__TASK OBJECTIVE__
Send back the entries below exactly as they appear.

__DATA SHOWN__
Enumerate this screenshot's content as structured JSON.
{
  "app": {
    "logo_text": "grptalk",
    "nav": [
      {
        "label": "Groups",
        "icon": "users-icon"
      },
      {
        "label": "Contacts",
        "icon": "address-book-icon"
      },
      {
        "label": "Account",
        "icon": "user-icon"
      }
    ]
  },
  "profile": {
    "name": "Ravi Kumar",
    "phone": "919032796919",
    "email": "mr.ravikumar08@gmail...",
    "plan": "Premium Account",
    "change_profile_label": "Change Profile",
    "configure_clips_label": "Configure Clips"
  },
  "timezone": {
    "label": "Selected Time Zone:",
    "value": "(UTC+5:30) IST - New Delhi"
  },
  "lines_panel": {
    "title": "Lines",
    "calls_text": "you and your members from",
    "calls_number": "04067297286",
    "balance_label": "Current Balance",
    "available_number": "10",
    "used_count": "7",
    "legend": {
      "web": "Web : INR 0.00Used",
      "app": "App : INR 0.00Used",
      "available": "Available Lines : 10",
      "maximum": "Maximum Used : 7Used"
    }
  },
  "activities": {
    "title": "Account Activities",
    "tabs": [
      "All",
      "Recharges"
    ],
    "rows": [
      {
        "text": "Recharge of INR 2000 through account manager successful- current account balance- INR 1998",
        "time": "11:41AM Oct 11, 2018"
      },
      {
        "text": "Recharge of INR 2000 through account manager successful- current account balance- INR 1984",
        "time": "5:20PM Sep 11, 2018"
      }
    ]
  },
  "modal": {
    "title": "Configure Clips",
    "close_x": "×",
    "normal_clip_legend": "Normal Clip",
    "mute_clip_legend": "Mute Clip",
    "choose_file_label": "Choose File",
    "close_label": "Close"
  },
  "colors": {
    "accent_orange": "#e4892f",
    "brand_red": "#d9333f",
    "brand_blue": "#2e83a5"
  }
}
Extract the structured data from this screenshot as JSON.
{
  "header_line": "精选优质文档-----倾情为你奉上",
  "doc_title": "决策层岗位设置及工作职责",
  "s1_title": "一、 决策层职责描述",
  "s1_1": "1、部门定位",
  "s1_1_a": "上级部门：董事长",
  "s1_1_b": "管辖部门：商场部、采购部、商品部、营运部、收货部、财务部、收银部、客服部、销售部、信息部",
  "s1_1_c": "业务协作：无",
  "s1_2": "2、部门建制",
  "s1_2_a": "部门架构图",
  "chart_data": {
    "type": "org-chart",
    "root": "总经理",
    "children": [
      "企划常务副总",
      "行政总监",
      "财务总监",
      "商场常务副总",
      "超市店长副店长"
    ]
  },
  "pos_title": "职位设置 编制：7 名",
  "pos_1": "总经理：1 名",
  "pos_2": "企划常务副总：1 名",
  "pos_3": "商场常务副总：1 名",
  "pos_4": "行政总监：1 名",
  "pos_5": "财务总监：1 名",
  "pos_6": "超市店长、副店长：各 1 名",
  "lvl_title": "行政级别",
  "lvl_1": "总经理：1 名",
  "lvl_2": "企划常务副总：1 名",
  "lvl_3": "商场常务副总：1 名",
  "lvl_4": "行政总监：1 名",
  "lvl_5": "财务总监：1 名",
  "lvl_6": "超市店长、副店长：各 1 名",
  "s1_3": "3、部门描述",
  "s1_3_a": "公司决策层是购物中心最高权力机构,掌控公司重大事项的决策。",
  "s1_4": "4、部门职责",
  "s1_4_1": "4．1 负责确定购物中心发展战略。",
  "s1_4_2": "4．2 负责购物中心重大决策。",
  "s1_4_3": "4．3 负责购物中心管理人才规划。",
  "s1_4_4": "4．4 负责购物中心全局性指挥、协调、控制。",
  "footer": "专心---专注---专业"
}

__COMPLETED EXERCISE__
Enumerate this screenshot's content as structured JSON.
{
  "app": {
    "logo_text": "grptalk",
    "nav": [
      {
        "label": "Groups",
        "icon": "users-icon"
      },
      {
        "label": "Contacts",
        "icon": "address-book-icon"
      },
      {
        "label": "Account",
        "icon": "user-icon"
      }
    ]
  },
  "profile": {
    "name": "Ravi Kumar",
    "phone": "919032796919",
    "email": "mr.ravikumar08@gmail...",
    "plan": "Premium Account",
    "change_profile_label": "Change Profile",
    "configure_clips_label": "Configure Clips"
  },
  "timezone": {
    "label": "Selected Time Zone:",
    "value": "(UTC+5:30) IST - New Delhi"
  },
  "lines_panel": {
    "title": "Lines",
    "calls_text": "you and your members from",
    "calls_number": "04067297286",
    "balance_label": "Current Balance",
    "available_number": "10",
    "used_count": "7",
    "legend": {
      "web": "Web : INR 0.00Used",
      "app": "App : INR 0.00Used",
      "available": "Available Lines : 10",
      "maximum": "Maximum Used : 7Used"
    }
  },
  "activities": {
    "title": "Account Activities",
    "tabs": [
      "All",
      "Recharges"
    ],
    "rows": [
      {
        "text": "Recharge of INR 2000 through account manager successful- current account balance- INR 1998",
        "time": "11:41AM Oct 11, 2018"
      },
      {
        "text": "Recharge of INR 2000 through account manager successful- current account balance- INR 1984",
        "time": "5:20PM Sep 11, 2018"
      }
    ]
  },
  "modal": {
    "title": "Configure Clips",
    "close_x": "×",
    "normal_clip_legend": "Normal Clip",
    "mute_clip_legend": "Mute Clip",
    "choose_file_label": "Choose File",
    "close_label": "Close"
  },
  "colors": {
    "accent_orange": "#e4892f",
    "brand_red": "#d9333f",
    "brand_blue": "#2e83a5"
  }
}
Extract the structured data from this screenshot as JSON.
{
  "header_line": "精选优质文档-----倾情为你奉上",
  "doc_title": "决策层岗位设置及工作职责",
  "s1_title": "一、 决策层职责描述",
  "s1_1": "1、部门定位",
  "s1_1_a": "上级部门：董事长",
  "s1_1_b": "管辖部门：商场部、采购部、商品部、营运部、收货部、财务部、收银部、客服部、销售部、信息部",
  "s1_1_c": "业务协作：无",
  "s1_2": "2、部门建制",
  "s1_2_a": "部门架构图",
  "chart_data": {
    "type": "org-chart",
    "root": "总经理",
    "children": [
      "企划常务副总",
      "行政总监",
      "财务总监",
      "商场常务副总",
      "超市店长副店长"
    ]
  },
  "pos_title": "职位设置 编制：7 名",
  "pos_1": "总经理：1 名",
  "pos_2": "企划常务副总：1 名",
  "pos_3": "商场常务副总：1 名",
  "pos_4": "行政总监：1 名",
  "pos_5": "财务总监：1 名",
  "pos_6": "超市店长、副店长：各 1 名",
  "lvl_title": "行政级别",
  "lvl_1": "总经理：1 名",
  "lvl_2": "企划常务副总：1 名",
  "lvl_3": "商场常务副总：1 名",
  "lvl_4": "行政总监：1 名",
  "lvl_5": "财务总监：1 名",
  "lvl_6": "超市店长、副店长：各 1 名",
  "s1_3": "3、部门描述",
  "s1_3_a": "公司决策层是购物中心最高权力机构,掌控公司重大事项的决策。",
  "s1_4": "4、部门职责",
  "s1_4_1": "4．1 负责确定购物中心发展战略。",
  "s1_4_2": "4．2 负责购物中心重大决策。",
  "s1_4_3": "4．3 负责购物中心管理人才规划。",
  "s1_4_4": "4．4 负责购物中心全局性指挥、协调、控制。",
  "footer": "专心---专注---专业"
}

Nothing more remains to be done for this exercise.